:: PROBLEM STATEMENT ::
Write out every single entry exactly.

:: AVAILABLE DATA ::
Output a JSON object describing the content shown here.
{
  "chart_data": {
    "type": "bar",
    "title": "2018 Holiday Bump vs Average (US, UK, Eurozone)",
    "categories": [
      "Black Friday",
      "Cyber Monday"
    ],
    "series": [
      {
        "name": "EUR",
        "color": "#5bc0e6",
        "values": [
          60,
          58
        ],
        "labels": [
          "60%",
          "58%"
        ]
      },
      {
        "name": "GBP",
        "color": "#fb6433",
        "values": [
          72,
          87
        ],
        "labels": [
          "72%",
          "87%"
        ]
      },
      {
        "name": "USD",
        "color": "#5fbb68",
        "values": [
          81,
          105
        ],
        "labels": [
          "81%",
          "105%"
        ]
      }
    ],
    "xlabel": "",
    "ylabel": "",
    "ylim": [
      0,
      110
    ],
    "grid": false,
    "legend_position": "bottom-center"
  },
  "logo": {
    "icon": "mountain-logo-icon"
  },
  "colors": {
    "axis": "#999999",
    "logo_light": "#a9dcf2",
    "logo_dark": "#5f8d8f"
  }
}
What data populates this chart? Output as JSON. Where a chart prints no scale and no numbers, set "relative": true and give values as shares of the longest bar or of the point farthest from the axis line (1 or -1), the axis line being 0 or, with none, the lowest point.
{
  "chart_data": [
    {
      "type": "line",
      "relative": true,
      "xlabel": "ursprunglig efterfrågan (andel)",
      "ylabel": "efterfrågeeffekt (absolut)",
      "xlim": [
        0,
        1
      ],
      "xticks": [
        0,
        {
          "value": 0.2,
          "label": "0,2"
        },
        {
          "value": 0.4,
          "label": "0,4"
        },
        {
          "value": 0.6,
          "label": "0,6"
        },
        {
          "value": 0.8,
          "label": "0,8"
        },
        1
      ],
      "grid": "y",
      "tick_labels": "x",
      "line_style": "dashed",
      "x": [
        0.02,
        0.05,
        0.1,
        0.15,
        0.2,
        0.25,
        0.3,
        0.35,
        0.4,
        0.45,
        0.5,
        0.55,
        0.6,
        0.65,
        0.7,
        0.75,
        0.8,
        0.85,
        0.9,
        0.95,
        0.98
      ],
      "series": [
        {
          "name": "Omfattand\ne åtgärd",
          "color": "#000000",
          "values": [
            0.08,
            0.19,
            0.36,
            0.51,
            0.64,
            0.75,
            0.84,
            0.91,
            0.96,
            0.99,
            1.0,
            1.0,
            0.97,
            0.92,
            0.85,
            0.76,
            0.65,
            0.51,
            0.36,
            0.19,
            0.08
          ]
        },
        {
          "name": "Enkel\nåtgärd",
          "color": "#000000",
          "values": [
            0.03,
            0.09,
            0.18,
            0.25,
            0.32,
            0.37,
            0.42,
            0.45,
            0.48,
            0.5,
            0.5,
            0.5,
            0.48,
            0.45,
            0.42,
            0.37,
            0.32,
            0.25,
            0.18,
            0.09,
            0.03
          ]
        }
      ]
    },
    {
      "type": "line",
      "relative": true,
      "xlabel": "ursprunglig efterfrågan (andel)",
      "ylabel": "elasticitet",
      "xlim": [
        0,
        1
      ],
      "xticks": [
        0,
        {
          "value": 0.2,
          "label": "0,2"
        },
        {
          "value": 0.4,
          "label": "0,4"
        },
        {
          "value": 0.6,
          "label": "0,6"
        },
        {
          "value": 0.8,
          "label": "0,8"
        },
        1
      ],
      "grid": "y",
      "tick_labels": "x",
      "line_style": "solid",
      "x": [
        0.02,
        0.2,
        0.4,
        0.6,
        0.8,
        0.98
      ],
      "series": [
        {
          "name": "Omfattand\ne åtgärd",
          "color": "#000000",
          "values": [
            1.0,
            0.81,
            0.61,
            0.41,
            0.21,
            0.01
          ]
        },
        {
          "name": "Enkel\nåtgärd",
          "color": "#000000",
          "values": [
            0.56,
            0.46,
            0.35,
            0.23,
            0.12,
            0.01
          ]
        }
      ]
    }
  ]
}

:: TASK OUTPUT ::
Output a JSON object describing the content shown here.
{
  "chart_data": {
    "type": "bar",
    "title": "2018 Holiday Bump vs Average (US, UK, Eurozone)",
    "categories": [
      "Black Friday",
      "Cyber Monday"
    ],
    "series": [
      {
        "name": "EUR",
        "color": "#5bc0e6",
        "values": [
          60,
          58
        ],
        "labels": [
          "60%",
          "58%"
        ]
      },
      {
        "name": "GBP",
        "color": "#fb6433",
        "values": [
          72,
          87
        ],
        "labels": [
          "72%",
          "87%"
        ]
      },
      {
        "name": "USD",
        "color": "#5fbb68",
        "values": [
          81,
          105
        ],
        "labels": [
          "81%",
          "105%"
        ]
      }
    ],
    "xlabel": "",
    "ylabel": "",
    "ylim": [
      0,
      110
    ],
    "grid": false,
    "legend_position": "bottom-center"
  },
  "logo": {
    "icon": "mountain-logo-icon"
  },
  "colors": {
    "axis": "#999999",
    "logo_light": "#a9dcf2",
    "logo_dark": "#5f8d8f"
  }
}
What data populates this chart? Output as JSON. Where a chart prints no scale and no numbers, set "relative": true and give values as shares of the longest bar or of the point farthest from the axis line (1 or -1), the axis line being 0 or, with none, the lowest point.
{
  "chart_data": [
    {
      "type": "line",
      "relative": true,
      "xlabel": "ursprunglig efterfrågan (andel)",
      "ylabel": "efterfrågeeffekt (absolut)",
      "xlim": [
        0,
        1
      ],
      "xticks": [
        0,
        {
          "value": 0.2,
          "label": "0,2"
        },
        {
          "value": 0.4,
          "label": "0,4"
        },
        {
          "value": 0.6,
          "label": "0,6"
        },
        {
          "value": 0.8,
          "label": "0,8"
        },
        1
      ],
      "grid": "y",
      "tick_labels": "x",
      "line_style": "dashed",
      "x": [
        0.02,
        0.05,
        0.1,
        0.15,
        0.2,
        0.25,
        0.3,
        0.35,
        0.4,
        0.45,
        0.5,
        0.55,
        0.6,
        0.65,
        0.7,
        0.75,
        0.8,
        0.85,
        0.9,
        0.95,
        0.98
      ],
      "series": [
        {
          "name": "Omfattand\ne åtgärd",
          "color": "#000000",
          "values": [
            0.08,
            0.19,
            0.36,
            0.51,
            0.64,
            0.75,
            0.84,
            0.91,
            0.96,
            0.99,
            1.0,
            1.0,
            0.97,
            0.92,
            0.85,
            0.76,
            0.65,
            0.51,
            0.36,
            0.19,
            0.08
          ]
        },
        {
          "name": "Enkel\nåtgärd",
          "color": "#000000",
          "values": [
            0.03,
            0.09,
            0.18,
            0.25,
            0.32,
            0.37,
            0.42,
            0.45,
            0.48,
            0.5,
            0.5,
            0.5,
            0.48,
            0.45,
            0.42,
            0.37,
            0.32,
            0.25,
            0.18,
            0.09,
            0.03
          ]
        }
      ]
    },
    {
      "type": "line",
      "relative": true,
      "xlabel": "ursprunglig efterfrågan (andel)",
      "ylabel": "elasticitet",
      "xlim": [
        0,
        1
      ],
      "xticks": [
        0,
        {
          "value": 0.2,
          "label": "0,2"
        },
        {
          "value": 0.4,
          "label": "0,4"
        },
        {
          "value": 0.6,
          "label": "0,6"
        },
        {
          "value": 0.8,
          "label": "0,8"
        },
        1
      ],
      "grid": "y",
      "tick_labels": "x",
      "line_style": "solid",
      "x": [
        0.02,
        0.2,
        0.4,
        0.6,
        0.8,
        0.98
      ],
      "series": [
        {
          "name": "Omfattand\ne åtgärd",
          "color": "#000000",
          "values": [
            1.0,
            0.81,
            0.61,
            0.41,
            0.21,
            0.01
          ]
        },
        {
          "name": "Enkel\nåtgärd",
          "color": "#000000",
          "values": [
            0.56,
            0.46,
            0.35,
            0.23,
            0.12,
            0.01
          ]
        }
      ]
    }
  ]
}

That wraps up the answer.